(Records from a collection of figures)
⟨
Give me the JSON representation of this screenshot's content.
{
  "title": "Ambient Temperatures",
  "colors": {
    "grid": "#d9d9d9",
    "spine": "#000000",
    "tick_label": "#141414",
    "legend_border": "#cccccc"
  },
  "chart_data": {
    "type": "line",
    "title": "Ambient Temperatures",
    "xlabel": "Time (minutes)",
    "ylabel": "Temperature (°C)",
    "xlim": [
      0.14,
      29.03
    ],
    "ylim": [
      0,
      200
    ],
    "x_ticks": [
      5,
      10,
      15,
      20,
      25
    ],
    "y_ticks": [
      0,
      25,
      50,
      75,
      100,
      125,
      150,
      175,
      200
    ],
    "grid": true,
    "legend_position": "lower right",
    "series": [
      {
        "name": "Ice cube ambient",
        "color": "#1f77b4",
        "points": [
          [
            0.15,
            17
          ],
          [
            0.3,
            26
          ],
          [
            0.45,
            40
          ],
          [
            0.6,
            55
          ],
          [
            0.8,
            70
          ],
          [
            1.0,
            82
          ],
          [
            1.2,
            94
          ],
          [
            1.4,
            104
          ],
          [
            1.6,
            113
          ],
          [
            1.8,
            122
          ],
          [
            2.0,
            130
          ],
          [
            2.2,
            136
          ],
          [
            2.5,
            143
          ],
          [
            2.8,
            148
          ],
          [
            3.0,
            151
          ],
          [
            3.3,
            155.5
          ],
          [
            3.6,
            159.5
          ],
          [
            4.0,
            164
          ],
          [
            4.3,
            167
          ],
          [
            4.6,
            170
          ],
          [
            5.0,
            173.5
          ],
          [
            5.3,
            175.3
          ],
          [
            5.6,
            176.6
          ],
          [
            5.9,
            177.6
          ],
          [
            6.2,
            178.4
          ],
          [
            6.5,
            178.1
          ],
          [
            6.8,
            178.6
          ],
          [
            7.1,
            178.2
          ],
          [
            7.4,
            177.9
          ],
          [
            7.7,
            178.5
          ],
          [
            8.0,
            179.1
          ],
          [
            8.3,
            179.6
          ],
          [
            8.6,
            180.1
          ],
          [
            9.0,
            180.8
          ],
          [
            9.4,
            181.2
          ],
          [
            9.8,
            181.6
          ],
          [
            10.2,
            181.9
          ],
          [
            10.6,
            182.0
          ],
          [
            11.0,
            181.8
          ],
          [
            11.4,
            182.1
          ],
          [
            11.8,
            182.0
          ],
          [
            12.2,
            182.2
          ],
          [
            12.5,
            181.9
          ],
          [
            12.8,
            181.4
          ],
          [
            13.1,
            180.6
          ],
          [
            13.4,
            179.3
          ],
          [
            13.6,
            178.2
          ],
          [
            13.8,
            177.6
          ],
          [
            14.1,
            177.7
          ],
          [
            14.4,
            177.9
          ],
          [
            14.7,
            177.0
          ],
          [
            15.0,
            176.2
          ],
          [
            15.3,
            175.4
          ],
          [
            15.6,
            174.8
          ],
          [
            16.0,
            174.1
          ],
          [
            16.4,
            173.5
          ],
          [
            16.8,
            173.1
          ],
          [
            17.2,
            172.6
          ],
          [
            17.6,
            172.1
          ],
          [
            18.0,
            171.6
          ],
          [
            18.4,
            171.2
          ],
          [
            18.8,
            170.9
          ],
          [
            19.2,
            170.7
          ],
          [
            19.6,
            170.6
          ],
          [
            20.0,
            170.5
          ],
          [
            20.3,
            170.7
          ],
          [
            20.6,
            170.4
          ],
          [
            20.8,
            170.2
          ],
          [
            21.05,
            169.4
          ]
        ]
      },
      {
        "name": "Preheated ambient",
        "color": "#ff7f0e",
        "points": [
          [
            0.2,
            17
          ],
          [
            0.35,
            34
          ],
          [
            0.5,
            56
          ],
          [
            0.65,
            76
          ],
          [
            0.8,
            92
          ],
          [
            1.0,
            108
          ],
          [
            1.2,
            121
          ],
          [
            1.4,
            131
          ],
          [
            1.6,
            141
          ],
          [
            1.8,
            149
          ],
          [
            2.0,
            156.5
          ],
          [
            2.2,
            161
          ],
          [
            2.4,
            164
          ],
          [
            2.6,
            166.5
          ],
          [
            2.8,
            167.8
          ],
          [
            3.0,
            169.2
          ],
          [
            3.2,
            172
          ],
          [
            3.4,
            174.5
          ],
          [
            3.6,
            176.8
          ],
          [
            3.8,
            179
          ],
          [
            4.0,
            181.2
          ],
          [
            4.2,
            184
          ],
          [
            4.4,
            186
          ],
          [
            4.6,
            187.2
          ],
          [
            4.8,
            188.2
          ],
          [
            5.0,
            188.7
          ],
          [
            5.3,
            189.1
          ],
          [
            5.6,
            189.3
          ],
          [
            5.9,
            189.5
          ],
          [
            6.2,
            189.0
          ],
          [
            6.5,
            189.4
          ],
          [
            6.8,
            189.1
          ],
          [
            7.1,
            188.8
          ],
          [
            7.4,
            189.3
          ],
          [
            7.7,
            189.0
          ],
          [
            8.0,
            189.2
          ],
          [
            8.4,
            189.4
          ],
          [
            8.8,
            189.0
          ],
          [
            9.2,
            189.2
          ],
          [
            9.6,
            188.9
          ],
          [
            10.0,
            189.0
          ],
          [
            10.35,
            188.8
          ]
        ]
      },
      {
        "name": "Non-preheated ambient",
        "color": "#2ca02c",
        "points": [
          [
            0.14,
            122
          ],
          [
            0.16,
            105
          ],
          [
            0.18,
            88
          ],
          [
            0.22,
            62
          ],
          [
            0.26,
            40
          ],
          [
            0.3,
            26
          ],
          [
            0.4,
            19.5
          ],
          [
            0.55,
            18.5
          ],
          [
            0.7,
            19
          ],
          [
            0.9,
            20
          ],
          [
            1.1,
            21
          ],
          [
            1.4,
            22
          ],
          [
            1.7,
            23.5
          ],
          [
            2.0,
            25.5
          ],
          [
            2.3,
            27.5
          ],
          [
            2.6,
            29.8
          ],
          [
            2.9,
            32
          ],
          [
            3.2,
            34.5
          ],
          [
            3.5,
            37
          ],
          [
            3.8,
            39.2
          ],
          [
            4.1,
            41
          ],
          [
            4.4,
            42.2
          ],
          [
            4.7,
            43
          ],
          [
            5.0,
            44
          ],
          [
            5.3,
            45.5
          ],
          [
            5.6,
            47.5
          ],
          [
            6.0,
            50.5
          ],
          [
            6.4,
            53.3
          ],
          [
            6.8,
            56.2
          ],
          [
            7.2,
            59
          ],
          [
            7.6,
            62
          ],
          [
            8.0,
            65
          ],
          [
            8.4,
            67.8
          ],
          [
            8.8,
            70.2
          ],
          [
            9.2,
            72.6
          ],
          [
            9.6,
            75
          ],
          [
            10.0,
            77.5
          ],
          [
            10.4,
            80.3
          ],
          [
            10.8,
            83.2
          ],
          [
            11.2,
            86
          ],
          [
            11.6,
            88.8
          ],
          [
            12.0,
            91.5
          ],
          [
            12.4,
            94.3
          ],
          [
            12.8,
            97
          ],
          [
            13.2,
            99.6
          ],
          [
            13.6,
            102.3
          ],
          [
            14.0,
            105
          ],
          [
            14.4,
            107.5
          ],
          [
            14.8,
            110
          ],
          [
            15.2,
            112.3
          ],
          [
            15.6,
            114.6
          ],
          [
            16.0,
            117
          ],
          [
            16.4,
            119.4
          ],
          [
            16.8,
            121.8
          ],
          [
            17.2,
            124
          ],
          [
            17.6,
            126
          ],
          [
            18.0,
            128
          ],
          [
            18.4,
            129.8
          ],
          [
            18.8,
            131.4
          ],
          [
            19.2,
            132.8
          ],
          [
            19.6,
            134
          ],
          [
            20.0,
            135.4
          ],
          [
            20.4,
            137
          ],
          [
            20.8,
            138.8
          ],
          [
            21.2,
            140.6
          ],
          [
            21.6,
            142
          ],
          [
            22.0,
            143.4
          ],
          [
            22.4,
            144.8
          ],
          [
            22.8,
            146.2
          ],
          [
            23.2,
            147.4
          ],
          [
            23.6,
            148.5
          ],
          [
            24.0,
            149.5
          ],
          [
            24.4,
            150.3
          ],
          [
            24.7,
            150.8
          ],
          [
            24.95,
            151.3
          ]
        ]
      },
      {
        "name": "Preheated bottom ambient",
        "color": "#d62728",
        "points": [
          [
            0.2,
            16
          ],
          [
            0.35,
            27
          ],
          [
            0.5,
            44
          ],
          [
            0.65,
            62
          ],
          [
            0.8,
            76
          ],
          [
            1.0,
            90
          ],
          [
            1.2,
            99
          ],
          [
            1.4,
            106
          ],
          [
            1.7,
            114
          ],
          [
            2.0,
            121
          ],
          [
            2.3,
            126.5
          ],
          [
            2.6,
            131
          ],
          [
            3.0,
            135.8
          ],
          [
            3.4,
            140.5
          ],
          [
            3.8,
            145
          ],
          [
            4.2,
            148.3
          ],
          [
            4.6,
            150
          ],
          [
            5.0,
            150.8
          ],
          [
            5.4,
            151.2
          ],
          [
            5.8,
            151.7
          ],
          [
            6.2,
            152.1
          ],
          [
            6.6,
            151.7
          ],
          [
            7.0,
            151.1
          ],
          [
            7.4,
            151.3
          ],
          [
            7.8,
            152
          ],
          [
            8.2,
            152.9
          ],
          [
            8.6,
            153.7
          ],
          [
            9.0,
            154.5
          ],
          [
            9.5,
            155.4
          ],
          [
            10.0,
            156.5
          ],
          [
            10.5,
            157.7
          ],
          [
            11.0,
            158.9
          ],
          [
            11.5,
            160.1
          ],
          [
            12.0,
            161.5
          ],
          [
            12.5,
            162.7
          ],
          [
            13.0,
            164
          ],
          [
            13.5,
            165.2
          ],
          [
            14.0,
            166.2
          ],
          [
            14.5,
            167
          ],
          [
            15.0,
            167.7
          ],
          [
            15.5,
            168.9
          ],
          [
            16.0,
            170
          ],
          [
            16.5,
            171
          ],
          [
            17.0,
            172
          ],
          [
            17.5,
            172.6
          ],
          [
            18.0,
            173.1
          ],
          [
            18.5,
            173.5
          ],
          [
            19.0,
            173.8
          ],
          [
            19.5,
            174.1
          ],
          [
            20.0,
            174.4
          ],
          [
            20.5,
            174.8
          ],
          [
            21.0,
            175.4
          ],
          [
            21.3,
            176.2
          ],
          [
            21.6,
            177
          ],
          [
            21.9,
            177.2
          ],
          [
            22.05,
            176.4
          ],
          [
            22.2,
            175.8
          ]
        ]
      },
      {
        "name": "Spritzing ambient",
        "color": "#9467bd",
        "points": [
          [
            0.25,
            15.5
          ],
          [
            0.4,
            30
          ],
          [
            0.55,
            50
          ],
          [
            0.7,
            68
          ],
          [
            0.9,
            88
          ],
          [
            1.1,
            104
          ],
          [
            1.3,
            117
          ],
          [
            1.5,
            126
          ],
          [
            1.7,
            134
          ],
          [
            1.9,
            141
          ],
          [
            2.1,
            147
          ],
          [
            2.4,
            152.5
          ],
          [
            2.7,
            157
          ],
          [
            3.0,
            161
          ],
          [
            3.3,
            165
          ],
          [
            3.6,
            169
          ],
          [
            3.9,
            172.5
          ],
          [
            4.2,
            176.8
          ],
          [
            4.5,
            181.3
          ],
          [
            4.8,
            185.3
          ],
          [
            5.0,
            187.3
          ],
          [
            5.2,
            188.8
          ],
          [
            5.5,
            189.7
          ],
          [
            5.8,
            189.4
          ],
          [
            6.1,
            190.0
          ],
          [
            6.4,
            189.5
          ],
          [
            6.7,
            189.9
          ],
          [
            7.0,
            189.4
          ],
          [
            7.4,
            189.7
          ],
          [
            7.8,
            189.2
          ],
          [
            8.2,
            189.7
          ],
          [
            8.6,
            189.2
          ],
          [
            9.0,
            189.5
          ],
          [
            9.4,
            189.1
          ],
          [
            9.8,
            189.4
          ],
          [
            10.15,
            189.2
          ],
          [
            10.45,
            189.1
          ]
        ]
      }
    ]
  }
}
⟩
### Directive
Copy out every line from the records that has the word "name".

### Exercise output
        "name": "Ice cube ambient",
        "name": "Preheated ambient",
        "name": "Non-preheated ambient",
        "name": "Preheated bottom ambient",
        "name": "Spritzing ambient",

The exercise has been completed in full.